(WHAT THE EXERCISE ASKS) Every entry below should be printed exactly, without its images.

(ENTRIES SUPPLIED)

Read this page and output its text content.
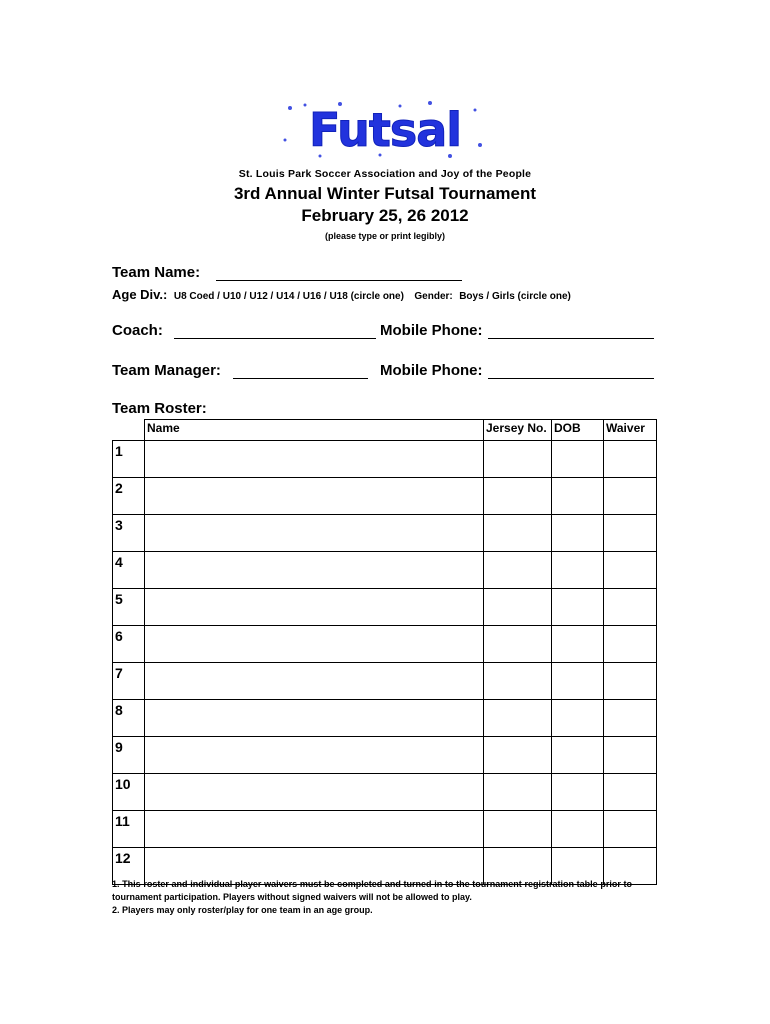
Futsal
St. Louis Park Soccer Association and Joy of the People
3rd Annual Winter Futsal Tournament
February 25, 26 2012
(please type or print legibly)
Team Name:
Age Div.: U8 Coed / U10 / U12 / U14 / U16 / U18 (circle one) Gender: Boys / Girls (circle one)
Coach:	Mobile Phone:
Team Manager:	Mobile Phone:
Team Roster:
	Name	Jersey No.	DOB	Waiver
1				
2				
3				
4				
5				
6				
7				
8				
9				
10				
11				
12				
1. This roster and individual player waivers must be completed and turned in to the tournament registration table prior to tournament participation. Players without signed waivers will not be allowed to play.
2. Players may only roster/play for one team in an age group.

(SOLUTION TO THIS EXERCISE)
Read this page and output its text content.
Futsal
St. Louis Park Soccer Association and Joy of the People
3rd Annual Winter Futsal Tournament
February 25, 26 2012
(please type or print legibly)
Team Name:
Age Div.: U8 Coed / U10 / U12 / U14 / U16 / U18 (circle one) Gender: Boys / Girls (circle one)
Coach:	Mobile Phone:
Team Manager:	Mobile Phone:
Team Roster:
	Name	Jersey No.	DOB	Waiver
1				
2				
3				
4				
5				
6				
7				
8				
9				
10				
11				
12				
1. This roster and individual player waivers must be completed and turned in to the tournament registration table prior to tournament participation. Players without signed waivers will not be allowed to play.
2. Players may only roster/play for one team in an age group.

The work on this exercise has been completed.